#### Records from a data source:
========

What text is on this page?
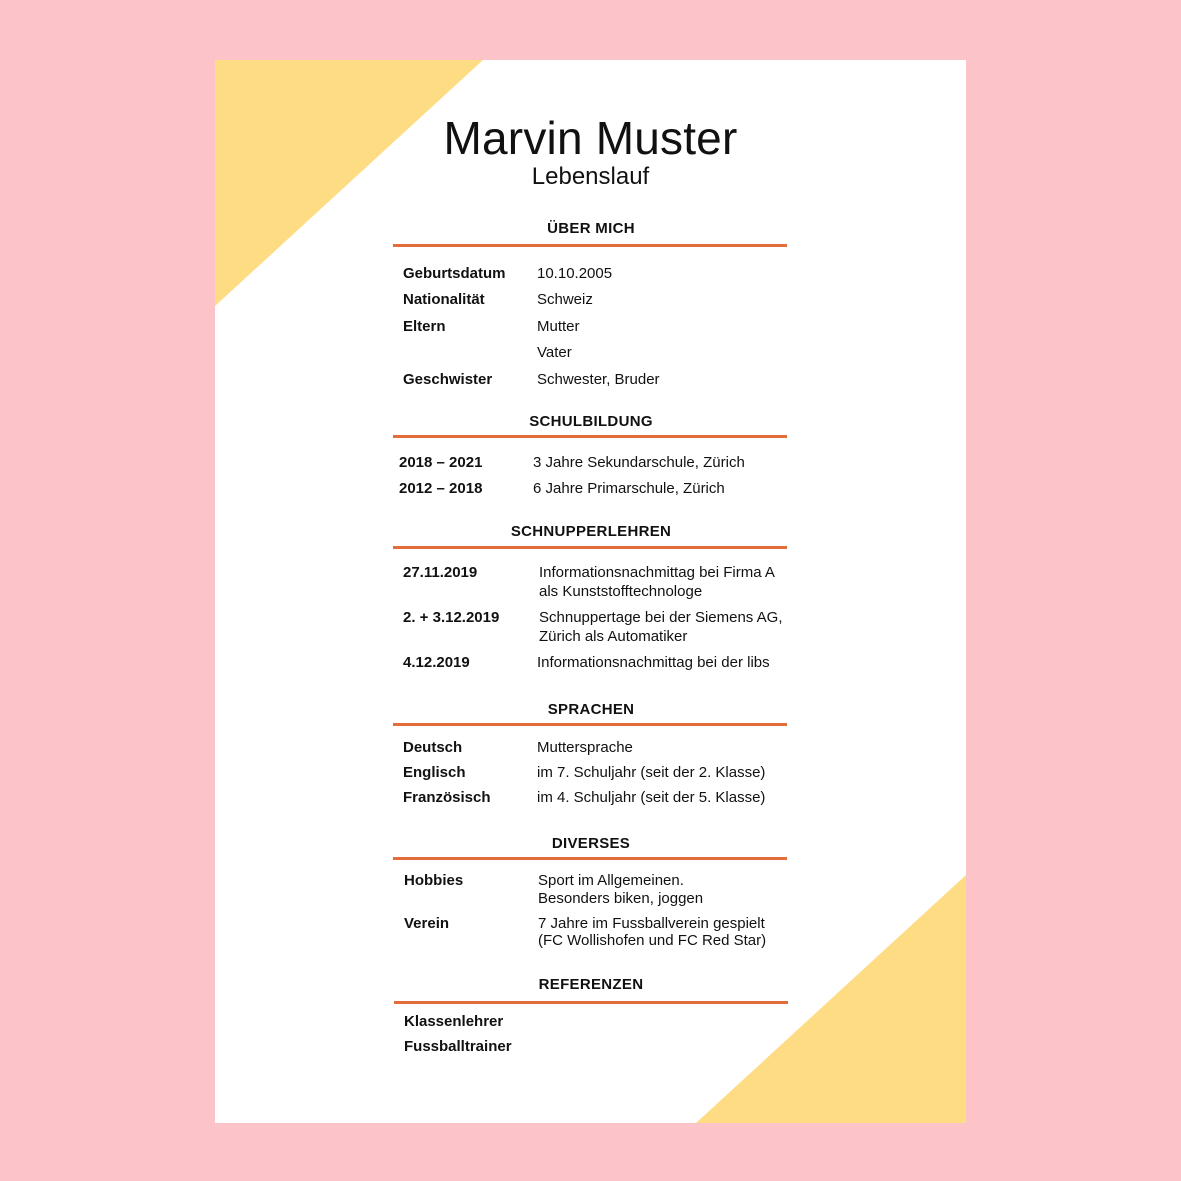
Marvin Muster
Lebenslauf
ÜBER MICH
Geburtsdatum 10.10.2005
Nationalität	Schweiz
Eltern	Mutter
Vater
Geschwister	Schwester, Bruder
SCHULBILDUNG
2018 – 2021	3 Jahre Sekundarschule, Zürich
2012 – 2018	6 Jahre Primarschule, Zürich
SCHNUPPERLEHREN
27.11.2019	Informationsnachmittag bei Firma A
als Kunststofftechnologe
2. + 3.12.2019	Schnuppertage bei der Siemens AG,
Zürich als Automatiker
4.12.2019	Informationsnachmittag bei der libs
SPRACHEN
Deutsch	Muttersprache
Englisch	im 7. Schuljahr (seit der 2. Klasse)
Französisch	im 4. Schuljahr (seit der 5. Klasse)
DIVERSES
Hobbies	Sport im Allgemeinen.
Besonders biken, joggen
Verein	7 Jahre im Fussballverein gespielt
(FC Wollishofen und FC Red Star)
REFERENZEN
Klassenlehrer
Fussballtrainer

========

#### Your instructions:
Identify each line in the records above containing the word "Jahre"; copy those lines.

#### Task response:
2018 – 2021	3 Jahre Sekundarschule, Zürich
2012 – 2018	6 Jahre Primarschule, Zürich
Verein	7 Jahre im Fussballverein gespielt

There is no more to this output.